--- Instruction ---
Gather up all lines that carry the word "JSON".

--- Input records ---
%%
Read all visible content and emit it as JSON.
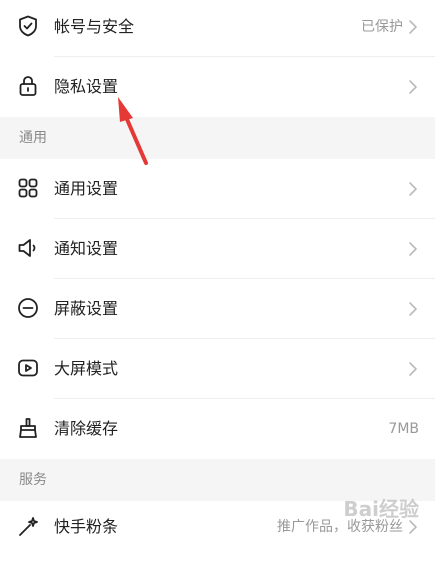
{
  "rows": {
    "account": {
      "label": "帐号与安全",
      "value": "已保护",
      "icon": "shield-check-icon"
    },
    "privacy": {
      "label": "隐私设置",
      "icon": "lock-icon"
    },
    "general": {
      "label": "通用设置",
      "icon": "grid-icon"
    },
    "notify": {
      "label": "通知设置",
      "icon": "speaker-icon"
    },
    "block": {
      "label": "屏蔽设置",
      "icon": "minus-circle-icon"
    },
    "bigscreen": {
      "label": "大屏模式",
      "icon": "play-icon"
    },
    "cache": {
      "label": "清除缓存",
      "value": "7MB",
      "icon": "broom-icon"
    },
    "fans": {
      "label": "快手粉条",
      "value": "推广作品，收获粉丝",
      "icon": "sparkle-icon"
    }
  },
  "sections": {
    "general": "通用",
    "service": "服务"
  },
  "annotation": {
    "color": "#e53935"
  },
  "watermark": {
    "text": "Bai经验"
  }
}
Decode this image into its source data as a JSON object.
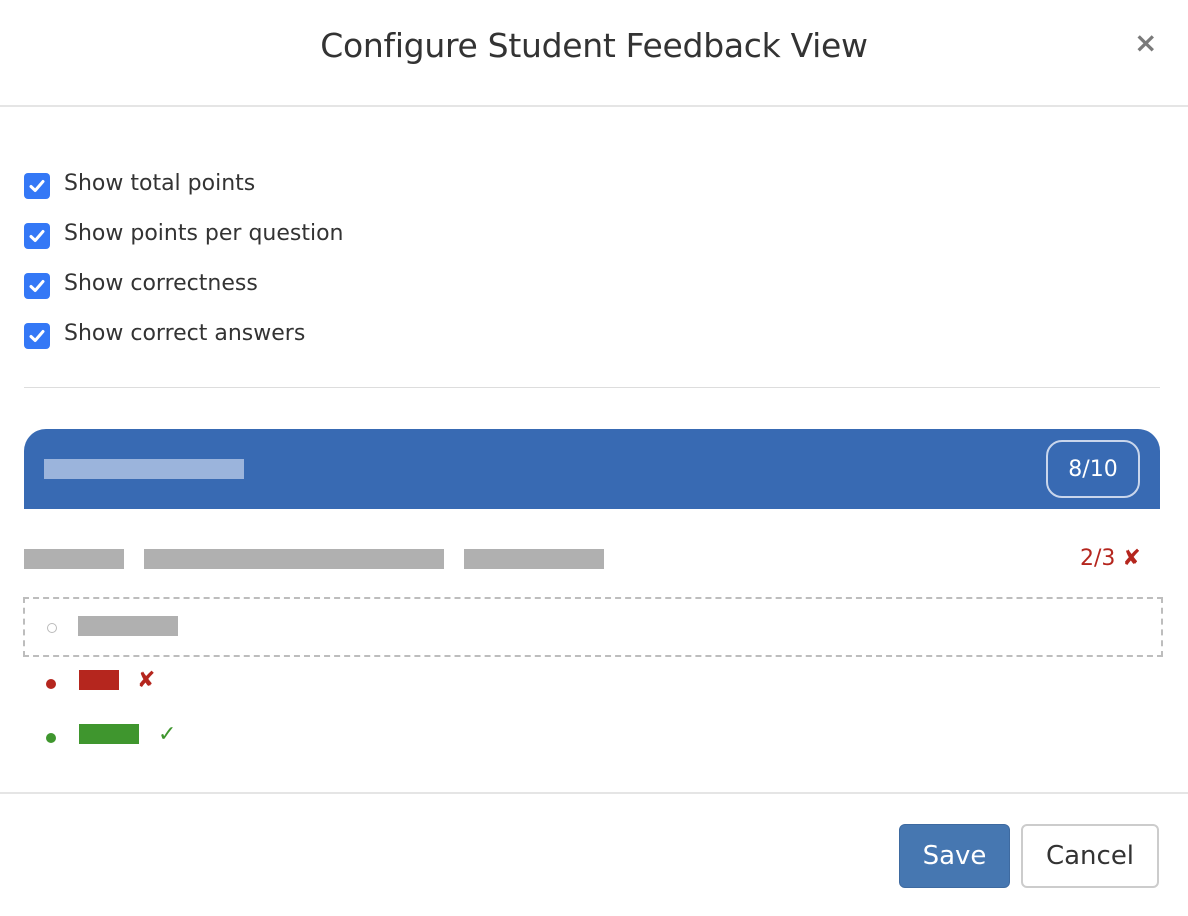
{
  "dialog": {
    "title": "Configure Student Feedback View",
    "close_icon": "×"
  },
  "options": [
    {
      "label": "Show total points",
      "checked": true
    },
    {
      "label": "Show points per question",
      "checked": true
    },
    {
      "label": "Show correctness",
      "checked": true
    },
    {
      "label": "Show correct answers",
      "checked": true
    }
  ],
  "preview": {
    "total_score": "8/10",
    "question_score": "2/3",
    "question_mark": "✘",
    "incorrect_mark": "✘",
    "correct_mark": "✓",
    "colors": {
      "banner": "#386ab3",
      "incorrect": "#b5261e",
      "correct": "#3f962e",
      "placeholder": "#b0b0b0"
    }
  },
  "footer": {
    "save_label": "Save",
    "cancel_label": "Cancel"
  }
}
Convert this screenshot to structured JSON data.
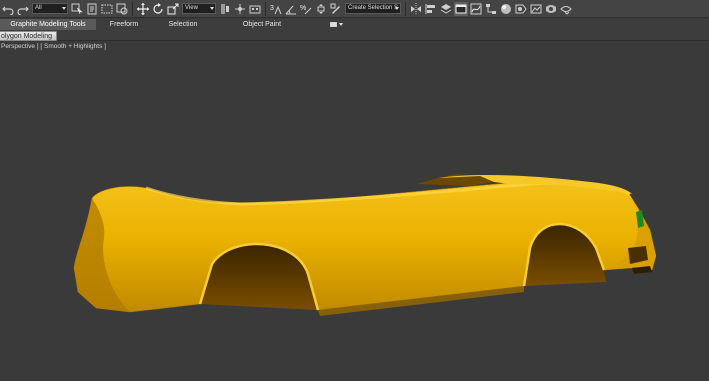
{
  "toolbar": {
    "selection_filter": "All",
    "reference_coord": "View",
    "named_selection": "Create Selection S",
    "icons": [
      "undo-icon",
      "redo-icon",
      "link-icon",
      "unlink-icon",
      "bind-spacewarp-icon",
      "select-object-icon",
      "select-by-name-icon",
      "rect-selection-icon",
      "window-crossing-icon",
      "move-icon",
      "rotate-icon",
      "scale-icon",
      "pivot-center-icon",
      "manipulate-icon",
      "keyboard-shortcut-icon",
      "snaps-3-icon",
      "angle-snap-icon",
      "percent-snap-icon",
      "spinner-snap-icon",
      "edit-named-selections-icon",
      "mirror-icon",
      "align-icon",
      "layer-manager-icon",
      "graphite-toggle-icon",
      "curve-editor-icon",
      "schematic-view-icon",
      "material-editor-icon",
      "render-setup-icon",
      "rendered-frame-icon",
      "render-production-icon",
      "render-iterative-icon"
    ]
  },
  "ribbon": {
    "tabs": [
      {
        "label": "Graphite Modeling Tools",
        "active": true
      },
      {
        "label": "Freeform",
        "active": false
      },
      {
        "label": "Selection",
        "active": false
      },
      {
        "label": "Object Paint",
        "active": false
      }
    ]
  },
  "panel": {
    "label": "olygon Modeling"
  },
  "viewport": {
    "label": "Perspective ] [ Smooth + Highlights ]"
  },
  "colors": {
    "toolbar_bg": "#444444",
    "ribbon_bg": "#3d3d3d",
    "viewport_bg": "#3a3a3a",
    "car_body": "#f0b800",
    "car_shadow": "#a87600",
    "wheel_well": "#5c3a00",
    "headlight_green": "#1e8a1e"
  }
}
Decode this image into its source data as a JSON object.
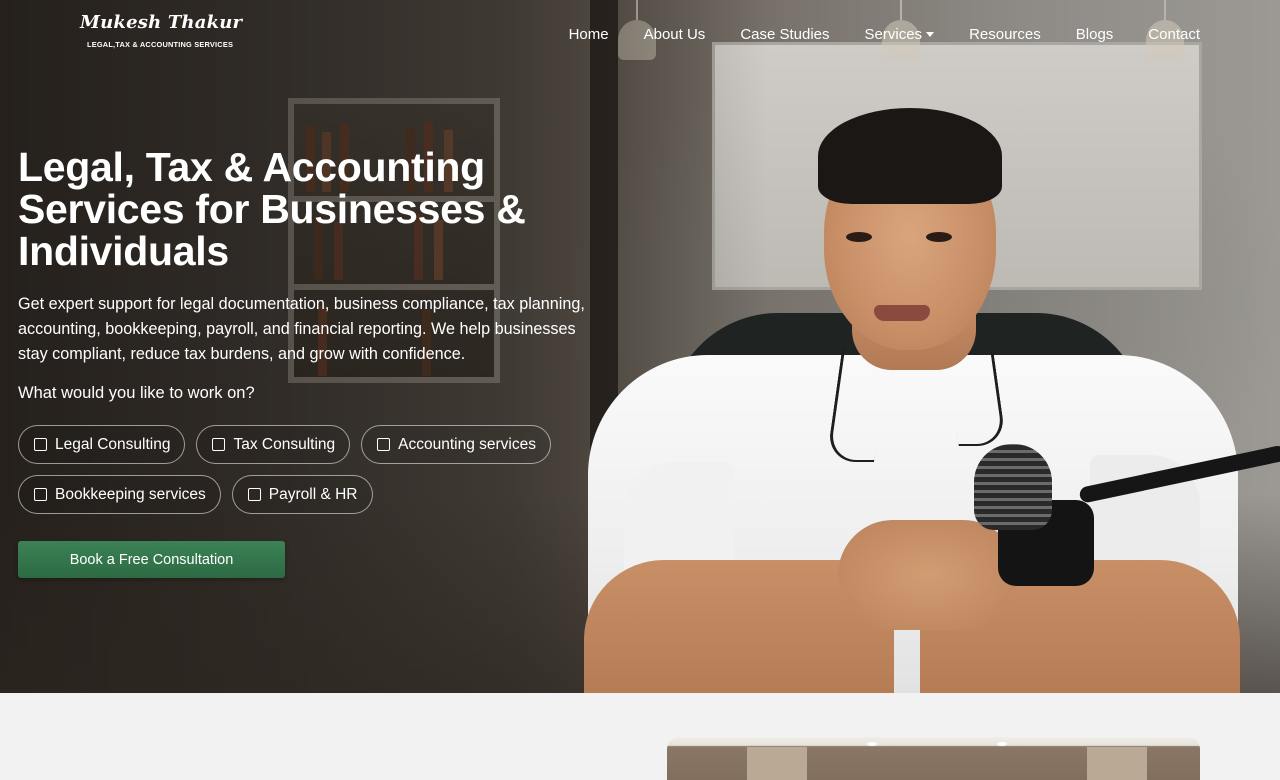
{
  "brand": {
    "name": "Mukesh Thakur",
    "tagline": "LEGAL,TAX & ACCOUNTING SERVICES"
  },
  "nav": {
    "items": [
      "Home",
      "About Us",
      "Case Studies",
      "Services",
      "Resources",
      "Blogs",
      "Contact"
    ]
  },
  "hero": {
    "headline": "Legal, Tax & Accounting Services for Businesses & Individuals",
    "description": "Get expert support for legal documentation, business compliance, tax planning, accounting, bookkeeping, payroll, and financial reporting. We help businesses stay compliant, reduce tax burdens, and grow with confidence.",
    "question": "What would you like to work on?",
    "options": [
      "Legal Consulting",
      "Tax Consulting",
      "Accounting services",
      "Bookkeeping services",
      "Payroll & HR"
    ],
    "cta_label": "Book a Free Consultation"
  },
  "colors": {
    "cta": "#2f6e46",
    "text_on_hero": "#ffffff",
    "page_bg": "#f2f2f2"
  }
}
%%
--- Answer to the problem ---
Read all visible content and emit it as JSON.
Decode this image into its source data as a JSON object.
Convert this screenshot to structured JSON data.
Decode this image into its source data as a JSON object.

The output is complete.